Locate the line containing "Read this page and output its text content." in the material below; repeat it and every line after it, exactly as written.

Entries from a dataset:
↓↓↓

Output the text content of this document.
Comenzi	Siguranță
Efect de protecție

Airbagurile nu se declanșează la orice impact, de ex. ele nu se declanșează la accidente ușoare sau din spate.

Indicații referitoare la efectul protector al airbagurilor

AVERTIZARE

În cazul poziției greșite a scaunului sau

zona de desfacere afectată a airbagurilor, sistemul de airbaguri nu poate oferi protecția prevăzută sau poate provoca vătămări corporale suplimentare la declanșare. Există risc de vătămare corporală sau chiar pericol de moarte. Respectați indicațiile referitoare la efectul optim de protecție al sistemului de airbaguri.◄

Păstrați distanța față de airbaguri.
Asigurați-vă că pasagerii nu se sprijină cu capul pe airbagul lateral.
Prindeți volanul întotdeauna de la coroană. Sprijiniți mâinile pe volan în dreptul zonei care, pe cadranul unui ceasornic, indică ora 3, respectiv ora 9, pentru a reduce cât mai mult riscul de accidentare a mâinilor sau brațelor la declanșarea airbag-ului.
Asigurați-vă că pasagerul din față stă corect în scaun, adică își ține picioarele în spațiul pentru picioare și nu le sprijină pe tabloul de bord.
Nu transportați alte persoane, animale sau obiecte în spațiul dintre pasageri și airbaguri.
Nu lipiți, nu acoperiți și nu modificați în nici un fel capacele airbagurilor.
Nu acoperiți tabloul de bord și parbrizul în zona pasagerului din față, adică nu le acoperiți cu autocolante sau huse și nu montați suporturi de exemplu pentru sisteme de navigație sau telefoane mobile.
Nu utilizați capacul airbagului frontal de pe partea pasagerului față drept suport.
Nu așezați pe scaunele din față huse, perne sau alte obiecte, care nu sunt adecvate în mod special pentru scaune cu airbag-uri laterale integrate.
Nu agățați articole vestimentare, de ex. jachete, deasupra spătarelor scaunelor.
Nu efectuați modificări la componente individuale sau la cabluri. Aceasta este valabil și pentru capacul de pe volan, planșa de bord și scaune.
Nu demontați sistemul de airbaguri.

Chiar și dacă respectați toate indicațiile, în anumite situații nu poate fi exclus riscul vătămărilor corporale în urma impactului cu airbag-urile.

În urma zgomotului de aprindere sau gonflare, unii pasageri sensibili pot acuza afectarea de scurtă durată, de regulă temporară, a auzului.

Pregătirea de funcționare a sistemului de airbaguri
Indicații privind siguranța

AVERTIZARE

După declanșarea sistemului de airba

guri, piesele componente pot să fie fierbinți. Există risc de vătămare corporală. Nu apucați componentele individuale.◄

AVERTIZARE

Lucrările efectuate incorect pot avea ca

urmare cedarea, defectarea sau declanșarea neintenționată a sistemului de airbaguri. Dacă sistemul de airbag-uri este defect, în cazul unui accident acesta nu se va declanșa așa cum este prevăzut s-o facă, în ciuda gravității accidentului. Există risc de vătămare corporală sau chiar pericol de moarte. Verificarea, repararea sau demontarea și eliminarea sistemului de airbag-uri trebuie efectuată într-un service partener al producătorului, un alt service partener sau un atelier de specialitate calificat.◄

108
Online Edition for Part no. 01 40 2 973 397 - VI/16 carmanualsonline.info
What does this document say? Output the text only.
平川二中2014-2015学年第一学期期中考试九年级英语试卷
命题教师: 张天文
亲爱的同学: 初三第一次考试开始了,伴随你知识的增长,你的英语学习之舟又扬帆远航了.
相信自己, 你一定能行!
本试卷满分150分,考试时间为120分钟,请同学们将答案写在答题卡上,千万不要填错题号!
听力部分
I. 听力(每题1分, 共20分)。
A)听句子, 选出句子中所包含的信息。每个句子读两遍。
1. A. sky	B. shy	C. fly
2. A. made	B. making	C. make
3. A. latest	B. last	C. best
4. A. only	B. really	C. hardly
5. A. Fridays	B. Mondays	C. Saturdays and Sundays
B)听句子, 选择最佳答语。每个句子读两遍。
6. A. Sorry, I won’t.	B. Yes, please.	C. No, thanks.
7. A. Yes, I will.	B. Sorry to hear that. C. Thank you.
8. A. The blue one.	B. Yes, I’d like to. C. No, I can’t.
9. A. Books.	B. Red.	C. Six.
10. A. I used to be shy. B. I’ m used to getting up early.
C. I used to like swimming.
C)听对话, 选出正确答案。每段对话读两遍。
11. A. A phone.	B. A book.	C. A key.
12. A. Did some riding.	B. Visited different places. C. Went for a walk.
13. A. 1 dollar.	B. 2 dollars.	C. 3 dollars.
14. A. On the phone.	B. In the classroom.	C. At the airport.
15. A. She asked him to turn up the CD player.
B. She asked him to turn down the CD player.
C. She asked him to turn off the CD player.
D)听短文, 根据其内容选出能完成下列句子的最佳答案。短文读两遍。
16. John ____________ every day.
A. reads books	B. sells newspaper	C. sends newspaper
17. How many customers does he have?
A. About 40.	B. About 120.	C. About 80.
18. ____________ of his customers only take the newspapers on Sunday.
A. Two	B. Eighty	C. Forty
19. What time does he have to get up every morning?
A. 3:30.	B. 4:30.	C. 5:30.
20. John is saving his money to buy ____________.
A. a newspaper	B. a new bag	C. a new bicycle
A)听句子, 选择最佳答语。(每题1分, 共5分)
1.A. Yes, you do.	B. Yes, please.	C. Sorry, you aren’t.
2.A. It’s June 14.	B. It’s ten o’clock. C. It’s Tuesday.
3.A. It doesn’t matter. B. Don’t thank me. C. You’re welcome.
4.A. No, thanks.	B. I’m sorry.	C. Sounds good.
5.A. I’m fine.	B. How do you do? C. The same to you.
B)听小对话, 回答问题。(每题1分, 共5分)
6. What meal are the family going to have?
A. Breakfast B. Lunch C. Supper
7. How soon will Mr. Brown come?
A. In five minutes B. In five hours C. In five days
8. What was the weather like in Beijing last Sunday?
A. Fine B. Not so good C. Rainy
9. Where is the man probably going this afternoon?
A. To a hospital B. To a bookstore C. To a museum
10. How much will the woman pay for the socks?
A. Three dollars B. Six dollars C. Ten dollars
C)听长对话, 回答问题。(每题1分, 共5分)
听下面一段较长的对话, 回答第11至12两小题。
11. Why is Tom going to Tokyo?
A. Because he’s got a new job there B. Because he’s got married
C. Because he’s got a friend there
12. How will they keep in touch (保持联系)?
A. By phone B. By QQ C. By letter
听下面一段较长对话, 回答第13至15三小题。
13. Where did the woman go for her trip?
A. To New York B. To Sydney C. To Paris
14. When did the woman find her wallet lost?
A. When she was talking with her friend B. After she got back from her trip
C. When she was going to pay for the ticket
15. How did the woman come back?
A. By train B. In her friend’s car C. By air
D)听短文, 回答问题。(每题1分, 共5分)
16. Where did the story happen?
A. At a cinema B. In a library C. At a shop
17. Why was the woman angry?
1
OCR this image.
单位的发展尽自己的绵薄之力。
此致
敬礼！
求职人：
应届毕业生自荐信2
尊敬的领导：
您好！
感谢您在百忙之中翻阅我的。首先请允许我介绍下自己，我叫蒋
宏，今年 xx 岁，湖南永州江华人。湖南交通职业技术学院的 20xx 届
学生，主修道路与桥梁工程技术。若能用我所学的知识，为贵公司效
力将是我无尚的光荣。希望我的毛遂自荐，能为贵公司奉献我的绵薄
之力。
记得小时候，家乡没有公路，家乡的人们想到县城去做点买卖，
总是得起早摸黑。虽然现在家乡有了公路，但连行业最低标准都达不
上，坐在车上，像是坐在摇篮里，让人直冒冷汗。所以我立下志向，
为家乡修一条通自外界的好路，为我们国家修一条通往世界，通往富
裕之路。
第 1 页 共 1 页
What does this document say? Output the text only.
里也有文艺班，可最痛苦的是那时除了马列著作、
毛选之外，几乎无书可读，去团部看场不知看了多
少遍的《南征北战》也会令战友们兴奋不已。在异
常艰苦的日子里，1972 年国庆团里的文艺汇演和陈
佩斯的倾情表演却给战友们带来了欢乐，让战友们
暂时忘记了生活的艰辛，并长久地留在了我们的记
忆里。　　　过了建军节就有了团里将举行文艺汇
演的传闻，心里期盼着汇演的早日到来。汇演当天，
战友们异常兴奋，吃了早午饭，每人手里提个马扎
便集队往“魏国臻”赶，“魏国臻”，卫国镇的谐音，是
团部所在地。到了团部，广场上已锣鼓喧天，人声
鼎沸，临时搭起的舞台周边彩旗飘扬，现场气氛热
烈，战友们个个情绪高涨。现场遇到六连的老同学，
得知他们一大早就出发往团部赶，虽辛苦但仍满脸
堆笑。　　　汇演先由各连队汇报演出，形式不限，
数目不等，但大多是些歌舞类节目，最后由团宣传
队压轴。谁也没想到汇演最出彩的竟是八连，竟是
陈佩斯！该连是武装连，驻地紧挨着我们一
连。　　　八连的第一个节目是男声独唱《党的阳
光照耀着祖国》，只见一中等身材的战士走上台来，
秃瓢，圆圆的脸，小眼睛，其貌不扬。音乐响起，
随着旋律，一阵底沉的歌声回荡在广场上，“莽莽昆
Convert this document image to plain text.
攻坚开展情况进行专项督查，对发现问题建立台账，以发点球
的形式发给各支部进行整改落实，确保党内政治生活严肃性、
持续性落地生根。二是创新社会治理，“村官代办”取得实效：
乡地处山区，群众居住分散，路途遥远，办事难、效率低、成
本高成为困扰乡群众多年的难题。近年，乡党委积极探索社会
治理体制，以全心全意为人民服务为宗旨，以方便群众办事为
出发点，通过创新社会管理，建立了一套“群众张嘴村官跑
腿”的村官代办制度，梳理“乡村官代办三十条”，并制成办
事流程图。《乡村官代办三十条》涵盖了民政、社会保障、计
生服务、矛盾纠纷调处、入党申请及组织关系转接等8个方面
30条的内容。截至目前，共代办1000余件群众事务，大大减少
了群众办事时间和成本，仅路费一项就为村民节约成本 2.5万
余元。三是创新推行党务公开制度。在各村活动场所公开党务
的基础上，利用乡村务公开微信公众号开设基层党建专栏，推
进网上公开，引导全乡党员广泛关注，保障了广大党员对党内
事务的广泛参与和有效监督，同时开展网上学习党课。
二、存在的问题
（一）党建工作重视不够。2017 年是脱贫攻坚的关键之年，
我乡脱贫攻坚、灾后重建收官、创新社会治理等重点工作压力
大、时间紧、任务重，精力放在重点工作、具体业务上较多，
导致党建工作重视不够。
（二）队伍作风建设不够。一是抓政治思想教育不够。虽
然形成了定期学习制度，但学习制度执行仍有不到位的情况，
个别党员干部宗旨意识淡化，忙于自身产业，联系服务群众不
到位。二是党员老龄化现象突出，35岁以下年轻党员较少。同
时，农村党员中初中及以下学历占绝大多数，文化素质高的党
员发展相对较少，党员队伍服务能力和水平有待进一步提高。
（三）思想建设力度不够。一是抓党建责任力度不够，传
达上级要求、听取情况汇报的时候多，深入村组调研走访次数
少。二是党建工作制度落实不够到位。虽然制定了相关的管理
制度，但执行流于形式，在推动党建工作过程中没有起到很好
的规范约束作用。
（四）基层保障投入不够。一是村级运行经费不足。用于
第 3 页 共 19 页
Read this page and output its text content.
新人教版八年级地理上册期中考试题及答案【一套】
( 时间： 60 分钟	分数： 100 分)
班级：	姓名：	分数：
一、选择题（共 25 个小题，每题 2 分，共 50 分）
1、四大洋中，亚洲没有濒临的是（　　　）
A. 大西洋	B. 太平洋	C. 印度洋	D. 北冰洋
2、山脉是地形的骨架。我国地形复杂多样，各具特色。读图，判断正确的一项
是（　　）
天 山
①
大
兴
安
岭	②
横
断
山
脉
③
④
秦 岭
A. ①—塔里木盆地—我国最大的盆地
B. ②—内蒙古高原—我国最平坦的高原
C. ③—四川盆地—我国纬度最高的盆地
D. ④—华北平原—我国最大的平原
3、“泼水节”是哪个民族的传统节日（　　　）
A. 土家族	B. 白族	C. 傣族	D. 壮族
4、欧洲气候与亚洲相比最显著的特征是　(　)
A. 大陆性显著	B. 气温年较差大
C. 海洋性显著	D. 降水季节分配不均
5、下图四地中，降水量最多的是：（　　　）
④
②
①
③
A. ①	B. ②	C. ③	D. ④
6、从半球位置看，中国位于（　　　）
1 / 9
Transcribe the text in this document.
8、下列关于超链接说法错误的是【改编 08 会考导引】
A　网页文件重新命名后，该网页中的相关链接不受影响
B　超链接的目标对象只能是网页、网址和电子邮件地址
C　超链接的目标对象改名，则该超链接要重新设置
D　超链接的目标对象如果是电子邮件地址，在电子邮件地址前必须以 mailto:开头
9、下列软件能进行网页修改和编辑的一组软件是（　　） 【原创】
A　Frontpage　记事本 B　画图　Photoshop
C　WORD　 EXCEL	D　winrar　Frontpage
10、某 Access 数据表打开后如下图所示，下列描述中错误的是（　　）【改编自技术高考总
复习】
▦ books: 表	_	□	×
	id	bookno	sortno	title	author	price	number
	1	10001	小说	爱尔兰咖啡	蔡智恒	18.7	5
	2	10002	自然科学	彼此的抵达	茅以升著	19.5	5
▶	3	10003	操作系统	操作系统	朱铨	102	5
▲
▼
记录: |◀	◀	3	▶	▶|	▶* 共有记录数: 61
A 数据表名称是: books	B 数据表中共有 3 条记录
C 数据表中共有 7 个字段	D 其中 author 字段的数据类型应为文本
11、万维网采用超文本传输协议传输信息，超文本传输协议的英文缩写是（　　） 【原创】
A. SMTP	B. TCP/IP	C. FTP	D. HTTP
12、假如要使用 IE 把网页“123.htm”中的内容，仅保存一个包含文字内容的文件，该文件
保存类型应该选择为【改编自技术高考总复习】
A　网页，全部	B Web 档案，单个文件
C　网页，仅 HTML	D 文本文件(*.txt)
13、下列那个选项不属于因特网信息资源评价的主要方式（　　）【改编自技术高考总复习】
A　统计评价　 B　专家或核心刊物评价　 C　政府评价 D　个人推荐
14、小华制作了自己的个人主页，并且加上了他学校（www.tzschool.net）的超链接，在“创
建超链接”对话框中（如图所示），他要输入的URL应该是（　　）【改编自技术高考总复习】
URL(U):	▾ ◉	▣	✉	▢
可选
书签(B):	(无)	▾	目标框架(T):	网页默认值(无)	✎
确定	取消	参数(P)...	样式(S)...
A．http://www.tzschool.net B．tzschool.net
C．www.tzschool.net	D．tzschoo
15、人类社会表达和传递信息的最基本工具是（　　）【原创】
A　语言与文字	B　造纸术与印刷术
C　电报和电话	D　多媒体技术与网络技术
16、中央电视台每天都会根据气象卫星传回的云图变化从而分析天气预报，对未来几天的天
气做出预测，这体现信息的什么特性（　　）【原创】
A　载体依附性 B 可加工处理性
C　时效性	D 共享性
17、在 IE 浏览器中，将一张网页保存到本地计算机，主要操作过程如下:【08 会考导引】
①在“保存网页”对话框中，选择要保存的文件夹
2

↑↑↑

SOLUTION FOR THIS TASK >>
Read this page and output its text content.
新人教版八年级地理上册期中考试题及答案【一套】
( 时间： 60 分钟	分数： 100 分)
班级：	姓名：	分数：
一、选择题（共 25 个小题，每题 2 分，共 50 分）
1、四大洋中，亚洲没有濒临的是（　　　）
A. 大西洋	B. 太平洋	C. 印度洋	D. 北冰洋
2、山脉是地形的骨架。我国地形复杂多样，各具特色。读图，判断正确的一项
是（　　）
天 山
①
大
兴
安
岭	②
横
断
山
脉
③
④
秦 岭
A. ①—塔里木盆地—我国最大的盆地
B. ②—内蒙古高原—我国最平坦的高原
C. ③—四川盆地—我国纬度最高的盆地
D. ④—华北平原—我国最大的平原
3、“泼水节”是哪个民族的传统节日（　　　）
A. 土家族	B. 白族	C. 傣族	D. 壮族
4、欧洲气候与亚洲相比最显著的特征是　(　)
A. 大陆性显著	B. 气温年较差大
C. 海洋性显著	D. 降水季节分配不均
5、下图四地中，降水量最多的是：（　　　）
④
②
①
③
A. ①	B. ②	C. ③	D. ④
6、从半球位置看，中国位于（　　　）
1 / 9
Transcribe the text in this document.
8、下列关于超链接说法错误的是【改编 08 会考导引】
A　网页文件重新命名后，该网页中的相关链接不受影响
B　超链接的目标对象只能是网页、网址和电子邮件地址
C　超链接的目标对象改名，则该超链接要重新设置
D　超链接的目标对象如果是电子邮件地址，在电子邮件地址前必须以 mailto:开头
9、下列软件能进行网页修改和编辑的一组软件是（　　） 【原创】
A　Frontpage　记事本 B　画图　Photoshop
C　WORD　 EXCEL	D　winrar　Frontpage
10、某 Access 数据表打开后如下图所示，下列描述中错误的是（　　）【改编自技术高考总
复习】
▦ books: 表	_	□	×
	id	bookno	sortno	title	author	price	number
	1	10001	小说	爱尔兰咖啡	蔡智恒	18.7	5
	2	10002	自然科学	彼此的抵达	茅以升著	19.5	5
▶	3	10003	操作系统	操作系统	朱铨	102	5
▲
▼
记录: |◀	◀	3	▶	▶|	▶* 共有记录数: 61
A 数据表名称是: books	B 数据表中共有 3 条记录
C 数据表中共有 7 个字段	D 其中 author 字段的数据类型应为文本
11、万维网采用超文本传输协议传输信息，超文本传输协议的英文缩写是（　　） 【原创】
A. SMTP	B. TCP/IP	C. FTP	D. HTTP
12、假如要使用 IE 把网页“123.htm”中的内容，仅保存一个包含文字内容的文件，该文件
保存类型应该选择为【改编自技术高考总复习】
A　网页，全部	B Web 档案，单个文件
C　网页，仅 HTML	D 文本文件(*.txt)
13、下列那个选项不属于因特网信息资源评价的主要方式（　　）【改编自技术高考总复习】
A　统计评价　 B　专家或核心刊物评价　 C　政府评价 D　个人推荐
14、小华制作了自己的个人主页，并且加上了他学校（www.tzschool.net）的超链接，在“创
建超链接”对话框中（如图所示），他要输入的URL应该是（　　）【改编自技术高考总复习】
URL(U):	▾ ◉	▣	✉	▢
可选
书签(B):	(无)	▾	目标框架(T):	网页默认值(无)	✎
确定	取消	参数(P)...	样式(S)...
A．http://www.tzschool.net B．tzschool.net
C．www.tzschool.net	D．tzschoo
15、人类社会表达和传递信息的最基本工具是（　　）【原创】
A　语言与文字	B　造纸术与印刷术
C　电报和电话	D　多媒体技术与网络技术
16、中央电视台每天都会根据气象卫星传回的云图变化从而分析天气预报，对未来几天的天
气做出预测，这体现信息的什么特性（　　）【原创】
A　载体依附性 B 可加工处理性
C　时效性	D 共享性
17、在 IE 浏览器中，将一张网页保存到本地计算机，主要操作过程如下:【08 会考导引】
①在“保存网页”对话框中，选择要保存的文件夹
2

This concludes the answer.